▶ What you have to do: State how many lines of the entries hold the string "نعرف", and output nothing but that count.

▶ Data to use:

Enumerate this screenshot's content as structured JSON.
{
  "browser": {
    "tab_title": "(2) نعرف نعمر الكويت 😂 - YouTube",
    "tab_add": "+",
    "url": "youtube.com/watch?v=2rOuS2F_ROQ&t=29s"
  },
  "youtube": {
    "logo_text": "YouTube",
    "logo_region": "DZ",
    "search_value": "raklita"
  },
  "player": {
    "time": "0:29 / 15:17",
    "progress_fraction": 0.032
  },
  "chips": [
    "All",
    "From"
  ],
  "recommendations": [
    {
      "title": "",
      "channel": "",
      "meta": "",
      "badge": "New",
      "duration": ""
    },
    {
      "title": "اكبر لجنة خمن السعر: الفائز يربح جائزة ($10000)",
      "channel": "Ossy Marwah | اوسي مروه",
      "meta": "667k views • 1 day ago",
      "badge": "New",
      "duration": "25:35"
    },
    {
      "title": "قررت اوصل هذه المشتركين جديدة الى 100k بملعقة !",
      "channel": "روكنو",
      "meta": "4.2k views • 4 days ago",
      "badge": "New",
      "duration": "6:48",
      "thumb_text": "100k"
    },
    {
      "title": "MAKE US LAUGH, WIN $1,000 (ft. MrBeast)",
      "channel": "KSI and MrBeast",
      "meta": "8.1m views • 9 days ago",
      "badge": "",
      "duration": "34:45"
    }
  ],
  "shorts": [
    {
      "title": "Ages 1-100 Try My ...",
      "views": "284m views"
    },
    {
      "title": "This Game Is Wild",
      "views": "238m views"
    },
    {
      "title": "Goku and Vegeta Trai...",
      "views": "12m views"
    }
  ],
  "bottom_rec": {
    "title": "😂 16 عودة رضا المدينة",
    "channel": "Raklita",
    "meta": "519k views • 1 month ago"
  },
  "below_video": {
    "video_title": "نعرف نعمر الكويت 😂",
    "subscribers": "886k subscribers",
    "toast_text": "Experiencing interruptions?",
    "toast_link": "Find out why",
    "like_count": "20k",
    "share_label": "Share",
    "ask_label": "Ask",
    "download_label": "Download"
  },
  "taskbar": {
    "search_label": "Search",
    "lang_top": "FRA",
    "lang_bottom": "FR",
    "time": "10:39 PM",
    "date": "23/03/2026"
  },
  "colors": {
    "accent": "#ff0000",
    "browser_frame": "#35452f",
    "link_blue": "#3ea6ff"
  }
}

▶ Solution for this problem: 2